WRITTEN PROBLEM: From the material below, list every line containing "Schätzanteil".

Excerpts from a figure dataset

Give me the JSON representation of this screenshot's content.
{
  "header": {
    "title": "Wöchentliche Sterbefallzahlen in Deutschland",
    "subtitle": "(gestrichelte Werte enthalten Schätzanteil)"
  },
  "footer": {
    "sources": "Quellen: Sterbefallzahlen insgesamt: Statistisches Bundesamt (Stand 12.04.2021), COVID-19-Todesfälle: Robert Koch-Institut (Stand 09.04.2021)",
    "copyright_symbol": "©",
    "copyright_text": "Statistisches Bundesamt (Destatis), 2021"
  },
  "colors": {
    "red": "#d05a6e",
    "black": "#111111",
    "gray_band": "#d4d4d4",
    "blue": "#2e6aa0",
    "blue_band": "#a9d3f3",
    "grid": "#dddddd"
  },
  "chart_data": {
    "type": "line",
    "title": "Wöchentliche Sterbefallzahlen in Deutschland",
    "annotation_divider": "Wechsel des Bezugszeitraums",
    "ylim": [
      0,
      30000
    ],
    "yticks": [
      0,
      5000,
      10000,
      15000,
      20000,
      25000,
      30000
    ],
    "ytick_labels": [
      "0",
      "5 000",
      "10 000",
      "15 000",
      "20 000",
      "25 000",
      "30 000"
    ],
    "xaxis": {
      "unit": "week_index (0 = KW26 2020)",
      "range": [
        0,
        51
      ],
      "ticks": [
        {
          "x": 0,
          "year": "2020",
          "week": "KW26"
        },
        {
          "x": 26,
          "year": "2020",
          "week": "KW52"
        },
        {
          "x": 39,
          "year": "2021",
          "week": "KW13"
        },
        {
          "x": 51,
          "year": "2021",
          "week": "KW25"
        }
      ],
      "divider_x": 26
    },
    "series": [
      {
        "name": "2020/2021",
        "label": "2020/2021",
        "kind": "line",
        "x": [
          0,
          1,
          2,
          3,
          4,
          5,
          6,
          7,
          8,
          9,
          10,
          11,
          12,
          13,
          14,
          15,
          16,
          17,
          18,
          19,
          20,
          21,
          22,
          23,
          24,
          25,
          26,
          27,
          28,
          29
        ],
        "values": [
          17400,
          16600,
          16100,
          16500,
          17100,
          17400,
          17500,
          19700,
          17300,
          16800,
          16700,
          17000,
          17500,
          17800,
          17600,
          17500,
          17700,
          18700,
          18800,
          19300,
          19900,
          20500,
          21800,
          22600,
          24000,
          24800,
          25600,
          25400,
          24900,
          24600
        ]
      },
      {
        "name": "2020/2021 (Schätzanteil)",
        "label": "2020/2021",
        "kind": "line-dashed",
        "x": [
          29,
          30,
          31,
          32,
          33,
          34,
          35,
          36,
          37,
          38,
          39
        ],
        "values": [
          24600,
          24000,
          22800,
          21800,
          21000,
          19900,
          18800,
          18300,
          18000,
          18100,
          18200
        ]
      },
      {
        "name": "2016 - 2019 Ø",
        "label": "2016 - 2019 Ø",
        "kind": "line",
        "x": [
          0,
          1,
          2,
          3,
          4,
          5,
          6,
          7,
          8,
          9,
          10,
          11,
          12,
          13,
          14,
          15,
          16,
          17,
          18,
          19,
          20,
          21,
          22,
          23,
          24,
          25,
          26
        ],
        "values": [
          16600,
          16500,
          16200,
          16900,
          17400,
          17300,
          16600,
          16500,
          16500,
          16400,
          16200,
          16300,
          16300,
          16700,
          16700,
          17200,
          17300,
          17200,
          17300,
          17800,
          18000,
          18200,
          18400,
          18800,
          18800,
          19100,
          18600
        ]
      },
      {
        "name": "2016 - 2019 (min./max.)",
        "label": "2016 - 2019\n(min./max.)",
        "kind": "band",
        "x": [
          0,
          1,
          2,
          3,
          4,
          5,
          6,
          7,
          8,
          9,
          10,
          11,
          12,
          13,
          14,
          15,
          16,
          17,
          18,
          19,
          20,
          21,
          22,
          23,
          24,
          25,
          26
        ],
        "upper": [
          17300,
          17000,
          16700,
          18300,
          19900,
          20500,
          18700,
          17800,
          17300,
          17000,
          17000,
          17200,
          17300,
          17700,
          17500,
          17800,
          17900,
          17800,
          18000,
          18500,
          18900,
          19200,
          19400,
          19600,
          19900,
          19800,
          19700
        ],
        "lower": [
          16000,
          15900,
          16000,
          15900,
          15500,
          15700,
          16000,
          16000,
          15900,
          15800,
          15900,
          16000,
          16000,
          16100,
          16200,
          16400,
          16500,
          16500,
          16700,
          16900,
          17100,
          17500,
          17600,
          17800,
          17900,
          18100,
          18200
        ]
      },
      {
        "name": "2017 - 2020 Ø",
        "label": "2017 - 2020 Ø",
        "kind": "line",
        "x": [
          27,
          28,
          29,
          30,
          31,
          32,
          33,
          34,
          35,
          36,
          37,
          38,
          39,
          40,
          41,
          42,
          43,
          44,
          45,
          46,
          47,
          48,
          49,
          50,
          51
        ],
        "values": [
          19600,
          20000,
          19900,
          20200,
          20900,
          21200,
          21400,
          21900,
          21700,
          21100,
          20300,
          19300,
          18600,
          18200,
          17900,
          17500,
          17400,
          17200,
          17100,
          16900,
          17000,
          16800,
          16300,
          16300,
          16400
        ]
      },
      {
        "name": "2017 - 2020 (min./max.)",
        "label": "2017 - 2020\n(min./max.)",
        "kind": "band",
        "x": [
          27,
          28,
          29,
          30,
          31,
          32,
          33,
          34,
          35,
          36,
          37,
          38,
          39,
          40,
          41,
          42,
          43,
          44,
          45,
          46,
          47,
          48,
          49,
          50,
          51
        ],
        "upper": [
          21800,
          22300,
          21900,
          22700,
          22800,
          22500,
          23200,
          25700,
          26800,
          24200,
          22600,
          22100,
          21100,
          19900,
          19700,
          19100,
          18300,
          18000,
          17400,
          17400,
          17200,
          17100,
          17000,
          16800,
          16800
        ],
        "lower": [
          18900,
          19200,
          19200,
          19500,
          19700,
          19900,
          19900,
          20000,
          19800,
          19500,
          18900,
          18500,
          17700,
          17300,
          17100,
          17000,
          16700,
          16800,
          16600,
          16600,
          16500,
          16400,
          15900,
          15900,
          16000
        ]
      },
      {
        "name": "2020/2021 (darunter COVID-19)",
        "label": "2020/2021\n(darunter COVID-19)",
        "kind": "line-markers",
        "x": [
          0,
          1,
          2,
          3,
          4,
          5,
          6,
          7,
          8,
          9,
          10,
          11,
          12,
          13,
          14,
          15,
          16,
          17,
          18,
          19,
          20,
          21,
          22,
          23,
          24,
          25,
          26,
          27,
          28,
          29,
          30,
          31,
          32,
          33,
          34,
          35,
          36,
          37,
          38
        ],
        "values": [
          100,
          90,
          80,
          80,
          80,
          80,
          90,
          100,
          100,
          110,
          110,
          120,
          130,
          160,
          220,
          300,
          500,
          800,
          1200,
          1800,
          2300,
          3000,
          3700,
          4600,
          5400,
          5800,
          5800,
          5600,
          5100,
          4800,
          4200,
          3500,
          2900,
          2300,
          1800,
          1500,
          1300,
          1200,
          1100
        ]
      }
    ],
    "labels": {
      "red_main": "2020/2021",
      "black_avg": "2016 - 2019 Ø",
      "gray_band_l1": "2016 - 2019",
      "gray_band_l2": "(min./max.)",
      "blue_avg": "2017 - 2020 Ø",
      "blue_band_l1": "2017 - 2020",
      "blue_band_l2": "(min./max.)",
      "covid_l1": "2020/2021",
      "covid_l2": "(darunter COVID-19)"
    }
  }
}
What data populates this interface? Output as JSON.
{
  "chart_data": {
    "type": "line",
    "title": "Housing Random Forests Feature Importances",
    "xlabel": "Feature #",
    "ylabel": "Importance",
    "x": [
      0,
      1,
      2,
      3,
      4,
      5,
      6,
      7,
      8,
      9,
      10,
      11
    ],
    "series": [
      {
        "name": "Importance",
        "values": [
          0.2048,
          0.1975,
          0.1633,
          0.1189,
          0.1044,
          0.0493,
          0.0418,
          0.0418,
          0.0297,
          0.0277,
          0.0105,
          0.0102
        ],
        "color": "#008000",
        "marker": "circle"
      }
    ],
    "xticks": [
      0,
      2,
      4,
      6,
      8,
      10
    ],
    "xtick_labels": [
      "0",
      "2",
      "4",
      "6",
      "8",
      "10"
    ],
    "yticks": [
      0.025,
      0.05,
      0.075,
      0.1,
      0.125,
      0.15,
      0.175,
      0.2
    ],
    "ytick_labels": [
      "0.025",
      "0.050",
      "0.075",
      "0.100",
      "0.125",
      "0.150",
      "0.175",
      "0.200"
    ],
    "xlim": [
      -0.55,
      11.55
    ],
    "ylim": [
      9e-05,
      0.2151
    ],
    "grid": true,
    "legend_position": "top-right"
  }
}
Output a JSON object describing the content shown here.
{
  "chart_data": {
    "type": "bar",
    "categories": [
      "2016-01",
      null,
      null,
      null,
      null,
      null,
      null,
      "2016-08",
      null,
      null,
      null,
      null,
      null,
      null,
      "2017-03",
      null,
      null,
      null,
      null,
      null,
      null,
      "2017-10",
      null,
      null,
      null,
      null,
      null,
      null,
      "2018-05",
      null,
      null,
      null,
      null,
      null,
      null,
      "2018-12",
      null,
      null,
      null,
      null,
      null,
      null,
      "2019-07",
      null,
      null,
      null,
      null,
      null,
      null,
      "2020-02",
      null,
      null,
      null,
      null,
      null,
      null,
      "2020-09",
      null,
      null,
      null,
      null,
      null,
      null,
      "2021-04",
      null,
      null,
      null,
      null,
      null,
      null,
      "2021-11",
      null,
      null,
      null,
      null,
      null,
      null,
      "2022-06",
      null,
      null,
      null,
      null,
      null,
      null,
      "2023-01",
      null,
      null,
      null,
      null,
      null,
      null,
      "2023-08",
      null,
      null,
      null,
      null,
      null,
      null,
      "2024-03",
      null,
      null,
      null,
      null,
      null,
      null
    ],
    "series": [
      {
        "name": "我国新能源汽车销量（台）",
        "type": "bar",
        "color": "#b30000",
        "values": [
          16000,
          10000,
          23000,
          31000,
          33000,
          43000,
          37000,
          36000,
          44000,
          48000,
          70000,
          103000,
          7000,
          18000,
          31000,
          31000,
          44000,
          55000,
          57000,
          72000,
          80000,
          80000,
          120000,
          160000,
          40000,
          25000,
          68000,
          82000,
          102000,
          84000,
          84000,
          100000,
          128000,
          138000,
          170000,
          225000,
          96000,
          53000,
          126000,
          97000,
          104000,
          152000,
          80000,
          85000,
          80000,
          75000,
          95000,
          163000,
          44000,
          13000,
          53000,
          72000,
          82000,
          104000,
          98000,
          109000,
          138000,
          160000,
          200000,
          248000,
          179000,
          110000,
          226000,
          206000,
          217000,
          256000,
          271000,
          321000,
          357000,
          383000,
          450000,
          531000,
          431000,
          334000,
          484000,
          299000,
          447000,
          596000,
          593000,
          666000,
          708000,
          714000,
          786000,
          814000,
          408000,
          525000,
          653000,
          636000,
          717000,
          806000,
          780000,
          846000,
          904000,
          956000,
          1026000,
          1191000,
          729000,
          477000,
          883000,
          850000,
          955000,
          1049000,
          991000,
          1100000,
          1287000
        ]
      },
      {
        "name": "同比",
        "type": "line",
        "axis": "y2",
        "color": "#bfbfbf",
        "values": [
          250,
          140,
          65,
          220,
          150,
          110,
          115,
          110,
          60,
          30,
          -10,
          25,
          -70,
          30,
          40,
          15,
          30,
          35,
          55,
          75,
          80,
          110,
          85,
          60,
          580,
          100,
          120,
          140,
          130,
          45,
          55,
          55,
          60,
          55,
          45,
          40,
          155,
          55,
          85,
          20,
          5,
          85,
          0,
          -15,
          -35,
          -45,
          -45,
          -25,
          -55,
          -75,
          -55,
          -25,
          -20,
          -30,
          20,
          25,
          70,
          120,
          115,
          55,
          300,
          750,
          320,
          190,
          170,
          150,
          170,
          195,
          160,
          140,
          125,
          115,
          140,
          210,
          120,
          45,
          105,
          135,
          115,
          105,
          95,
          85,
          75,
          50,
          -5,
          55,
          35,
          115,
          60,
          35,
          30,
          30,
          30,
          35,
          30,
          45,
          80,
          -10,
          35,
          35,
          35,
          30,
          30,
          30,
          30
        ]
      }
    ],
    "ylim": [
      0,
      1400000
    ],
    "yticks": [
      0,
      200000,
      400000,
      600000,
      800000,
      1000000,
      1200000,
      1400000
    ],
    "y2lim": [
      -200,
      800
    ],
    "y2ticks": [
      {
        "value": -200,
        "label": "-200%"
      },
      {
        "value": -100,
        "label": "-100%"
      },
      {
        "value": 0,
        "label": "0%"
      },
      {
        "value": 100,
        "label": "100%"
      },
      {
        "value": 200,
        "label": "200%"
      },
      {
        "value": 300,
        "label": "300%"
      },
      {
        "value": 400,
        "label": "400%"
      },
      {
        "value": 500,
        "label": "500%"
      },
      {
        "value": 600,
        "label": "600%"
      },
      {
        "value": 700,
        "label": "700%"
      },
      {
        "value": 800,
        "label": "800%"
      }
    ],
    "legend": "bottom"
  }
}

ANSWER TO THIS EXERCISE:
    "subtitle": "(gestrichelte Werte enthalten Schätzanteil)"
        "name": "2020/2021 (Schätzanteil)",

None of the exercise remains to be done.